**EXERCISE**
In the entries below, identify every line with the string "Bulmba" and copy it.

##### DATA LINES #####

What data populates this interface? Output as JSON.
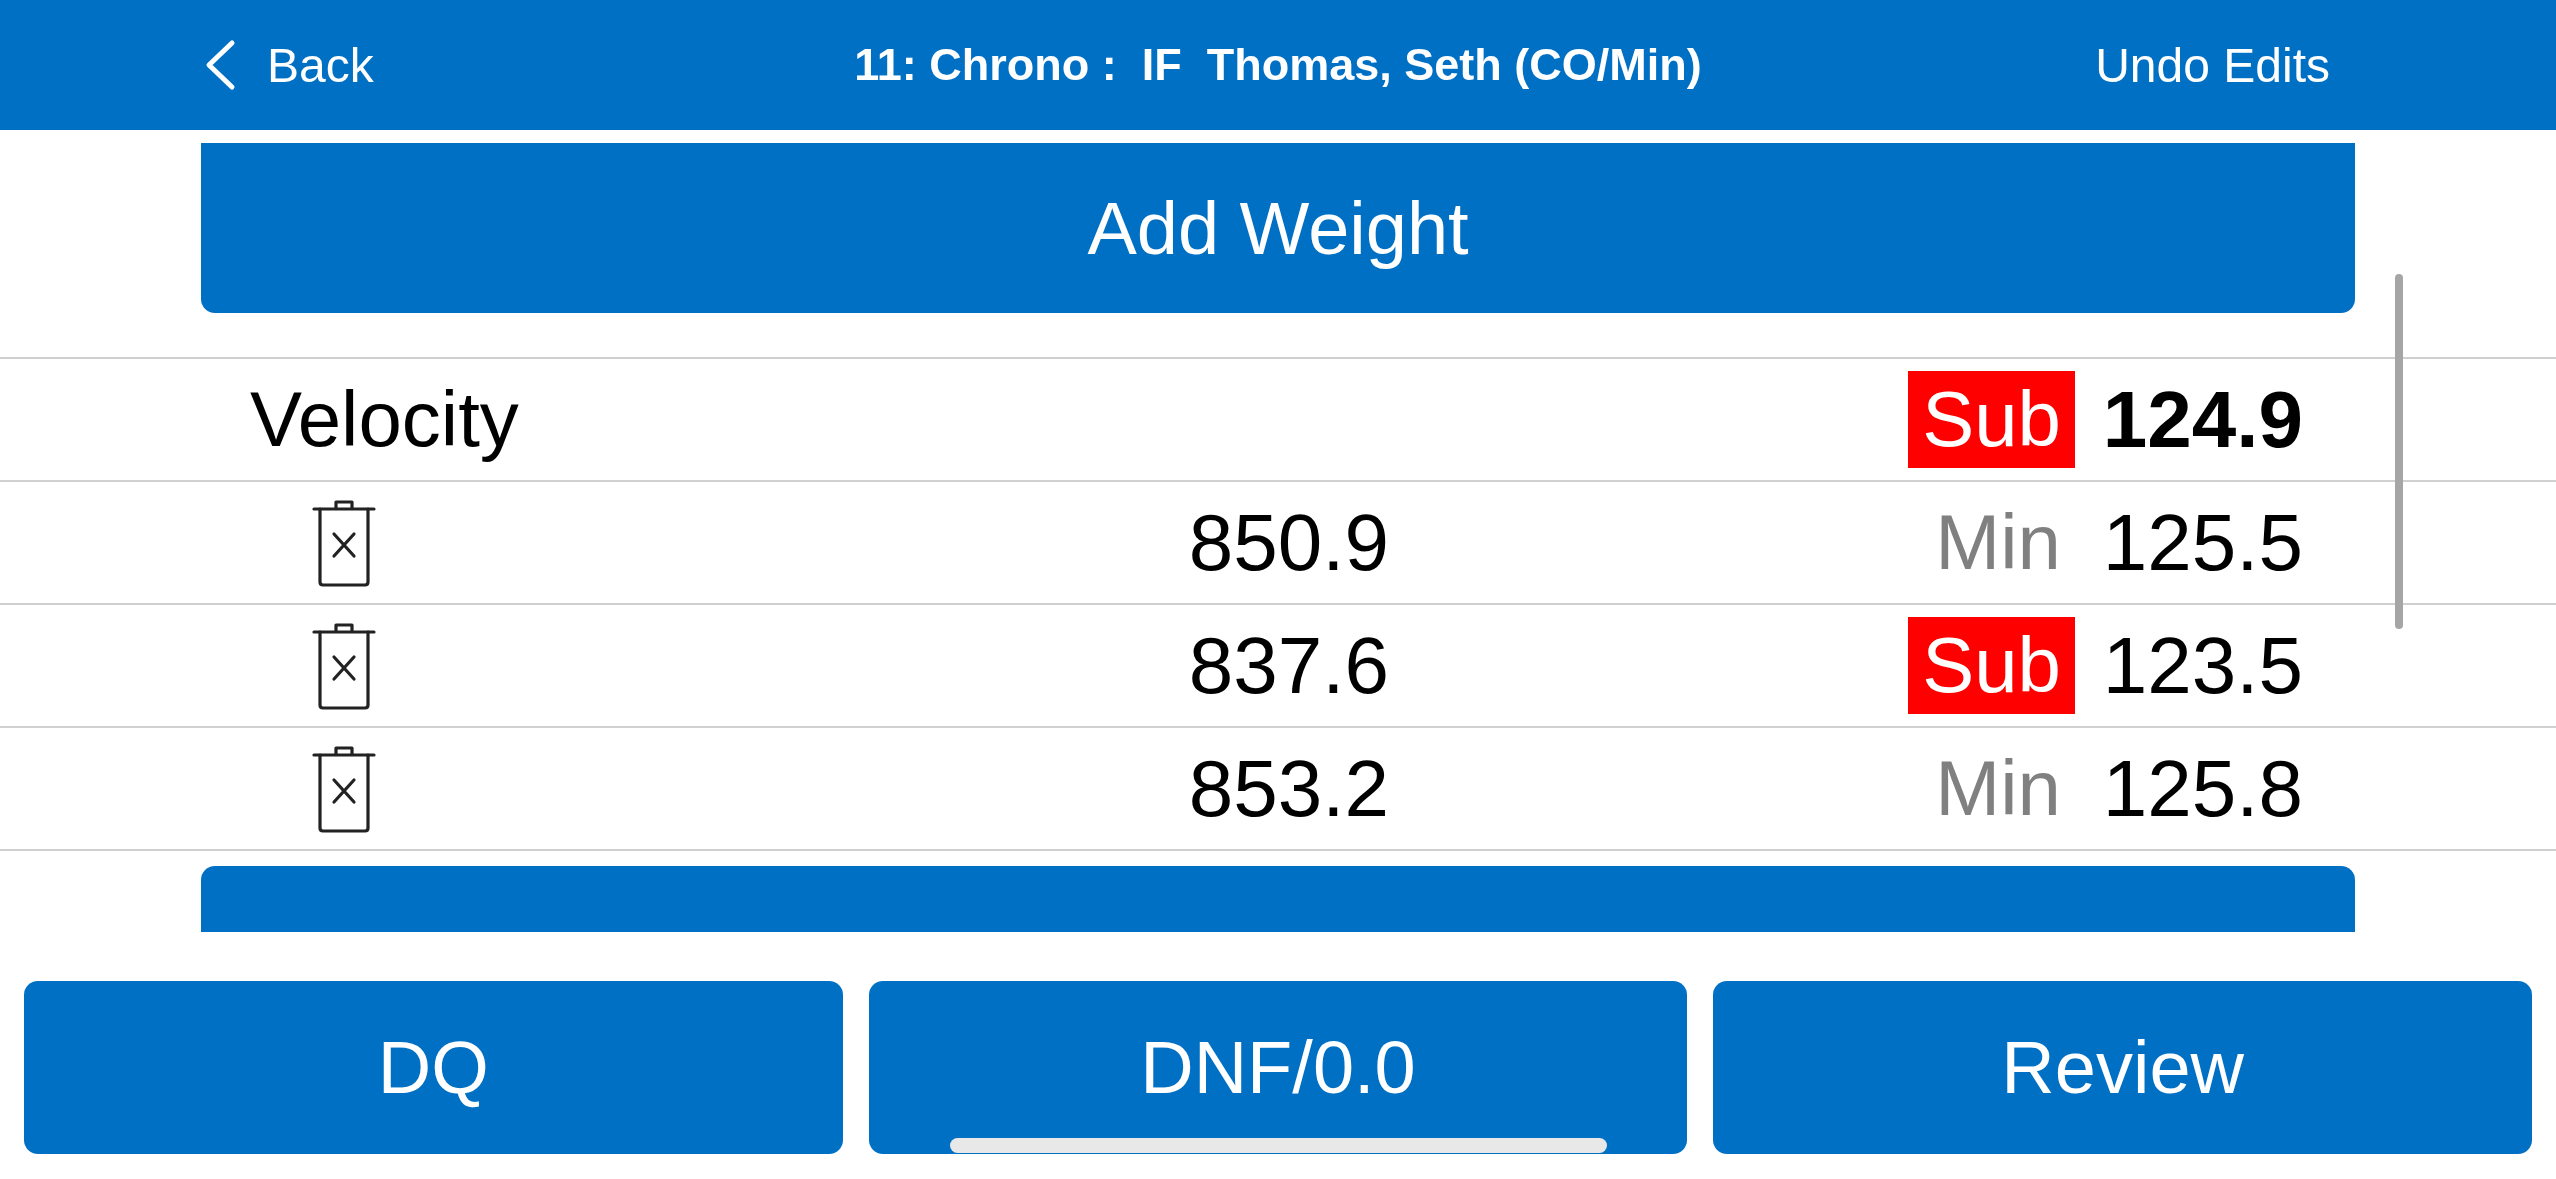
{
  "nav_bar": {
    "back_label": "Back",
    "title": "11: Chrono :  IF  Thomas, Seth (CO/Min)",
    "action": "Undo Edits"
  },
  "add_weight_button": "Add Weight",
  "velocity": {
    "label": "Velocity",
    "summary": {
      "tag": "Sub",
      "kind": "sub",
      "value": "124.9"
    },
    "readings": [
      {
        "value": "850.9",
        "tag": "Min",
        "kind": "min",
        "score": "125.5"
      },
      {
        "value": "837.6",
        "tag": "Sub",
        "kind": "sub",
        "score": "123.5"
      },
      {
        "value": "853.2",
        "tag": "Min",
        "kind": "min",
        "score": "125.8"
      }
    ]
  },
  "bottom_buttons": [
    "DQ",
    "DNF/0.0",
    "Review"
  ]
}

#####
##### DATA LINES #####

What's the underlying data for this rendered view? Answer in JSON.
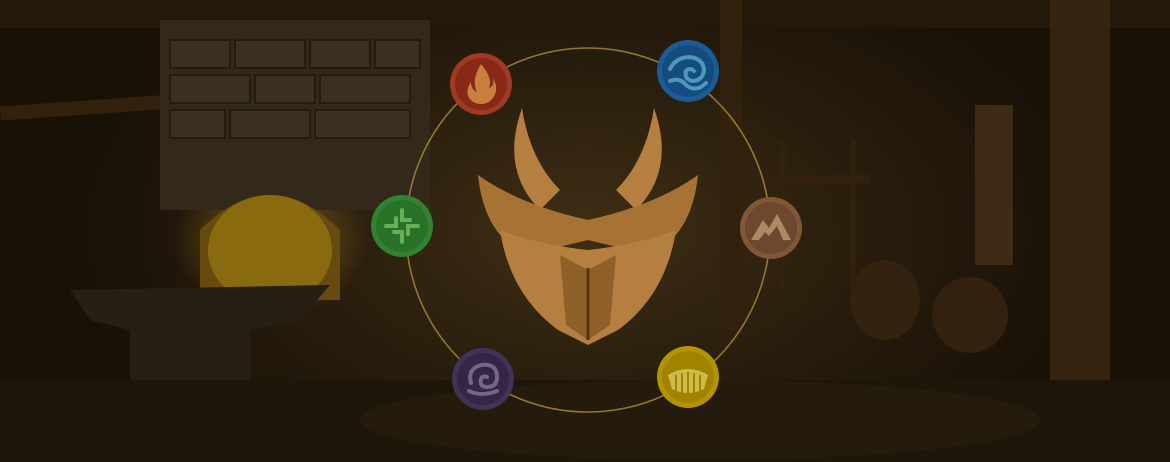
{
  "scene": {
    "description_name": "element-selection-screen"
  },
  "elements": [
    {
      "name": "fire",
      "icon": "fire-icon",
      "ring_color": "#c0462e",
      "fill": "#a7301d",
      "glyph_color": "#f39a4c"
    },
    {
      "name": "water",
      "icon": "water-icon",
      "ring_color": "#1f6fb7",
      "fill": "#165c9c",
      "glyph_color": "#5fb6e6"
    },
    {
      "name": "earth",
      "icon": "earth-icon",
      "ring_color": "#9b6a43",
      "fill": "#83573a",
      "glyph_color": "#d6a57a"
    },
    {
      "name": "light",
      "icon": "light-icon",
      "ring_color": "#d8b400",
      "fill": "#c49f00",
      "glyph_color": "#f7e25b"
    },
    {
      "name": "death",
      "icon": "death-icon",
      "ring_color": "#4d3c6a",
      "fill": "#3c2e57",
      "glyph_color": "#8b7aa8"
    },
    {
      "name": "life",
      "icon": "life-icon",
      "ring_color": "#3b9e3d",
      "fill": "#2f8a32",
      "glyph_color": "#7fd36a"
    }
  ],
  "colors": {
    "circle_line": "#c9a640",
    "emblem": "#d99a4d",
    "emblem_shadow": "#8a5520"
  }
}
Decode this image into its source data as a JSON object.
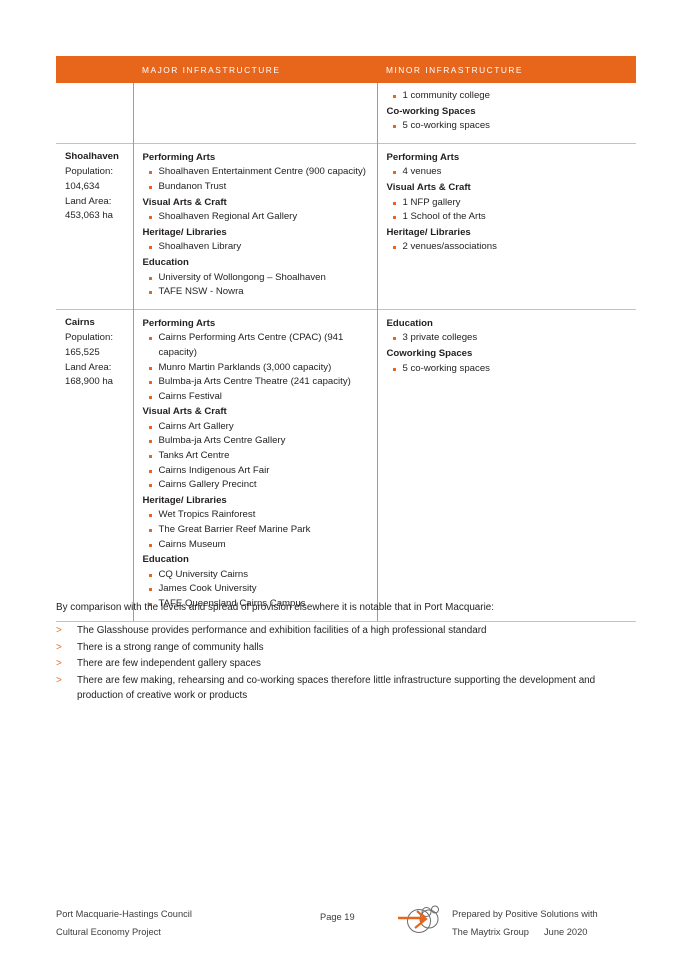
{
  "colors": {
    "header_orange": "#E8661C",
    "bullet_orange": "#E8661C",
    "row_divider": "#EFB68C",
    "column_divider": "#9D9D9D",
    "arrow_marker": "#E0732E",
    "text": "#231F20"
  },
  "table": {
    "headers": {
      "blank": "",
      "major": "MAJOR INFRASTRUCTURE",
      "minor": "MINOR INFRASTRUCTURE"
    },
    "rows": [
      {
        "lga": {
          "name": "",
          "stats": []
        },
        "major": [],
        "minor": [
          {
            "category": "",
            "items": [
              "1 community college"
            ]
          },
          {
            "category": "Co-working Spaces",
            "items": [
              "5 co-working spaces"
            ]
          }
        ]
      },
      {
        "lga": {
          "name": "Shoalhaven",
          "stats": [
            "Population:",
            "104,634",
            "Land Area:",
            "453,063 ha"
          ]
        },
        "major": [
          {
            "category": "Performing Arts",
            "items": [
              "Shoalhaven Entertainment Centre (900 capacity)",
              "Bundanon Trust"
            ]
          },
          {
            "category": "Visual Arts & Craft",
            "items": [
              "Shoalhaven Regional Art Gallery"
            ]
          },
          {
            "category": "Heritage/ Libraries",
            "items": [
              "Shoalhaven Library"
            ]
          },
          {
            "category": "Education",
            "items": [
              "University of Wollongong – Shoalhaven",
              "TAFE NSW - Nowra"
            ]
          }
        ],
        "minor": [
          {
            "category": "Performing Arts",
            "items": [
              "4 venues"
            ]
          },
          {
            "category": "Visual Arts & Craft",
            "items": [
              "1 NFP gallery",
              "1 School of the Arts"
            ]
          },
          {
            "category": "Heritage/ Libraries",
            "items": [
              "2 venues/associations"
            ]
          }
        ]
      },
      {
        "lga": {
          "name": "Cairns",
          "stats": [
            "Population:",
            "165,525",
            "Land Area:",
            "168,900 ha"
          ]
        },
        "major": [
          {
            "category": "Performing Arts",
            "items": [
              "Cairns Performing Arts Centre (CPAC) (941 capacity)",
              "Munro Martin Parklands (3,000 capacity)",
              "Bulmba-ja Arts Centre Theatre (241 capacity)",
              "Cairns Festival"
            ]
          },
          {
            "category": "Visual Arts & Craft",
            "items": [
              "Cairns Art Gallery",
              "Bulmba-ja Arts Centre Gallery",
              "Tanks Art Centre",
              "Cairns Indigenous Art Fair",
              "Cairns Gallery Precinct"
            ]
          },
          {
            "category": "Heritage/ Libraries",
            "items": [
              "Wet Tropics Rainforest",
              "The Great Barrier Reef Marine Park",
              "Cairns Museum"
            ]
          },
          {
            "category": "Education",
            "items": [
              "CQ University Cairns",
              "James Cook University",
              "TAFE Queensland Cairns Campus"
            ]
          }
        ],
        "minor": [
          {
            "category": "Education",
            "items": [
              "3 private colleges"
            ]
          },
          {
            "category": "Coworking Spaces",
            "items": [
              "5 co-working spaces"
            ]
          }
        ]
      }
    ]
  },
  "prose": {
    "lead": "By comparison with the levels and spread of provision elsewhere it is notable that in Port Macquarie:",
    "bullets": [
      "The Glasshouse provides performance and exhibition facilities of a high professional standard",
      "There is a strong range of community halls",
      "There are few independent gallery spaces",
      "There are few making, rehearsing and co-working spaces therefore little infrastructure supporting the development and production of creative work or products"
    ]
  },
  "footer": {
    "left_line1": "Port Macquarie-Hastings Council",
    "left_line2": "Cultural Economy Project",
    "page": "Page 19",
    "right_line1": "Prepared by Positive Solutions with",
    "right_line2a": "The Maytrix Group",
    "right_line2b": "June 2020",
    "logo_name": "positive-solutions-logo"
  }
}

#####

**WRITTEN ANSWER**
              "Bulmba-ja Arts Centre Theatre (241 capacity)",
              "Bulmba-ja Arts Centre Gallery",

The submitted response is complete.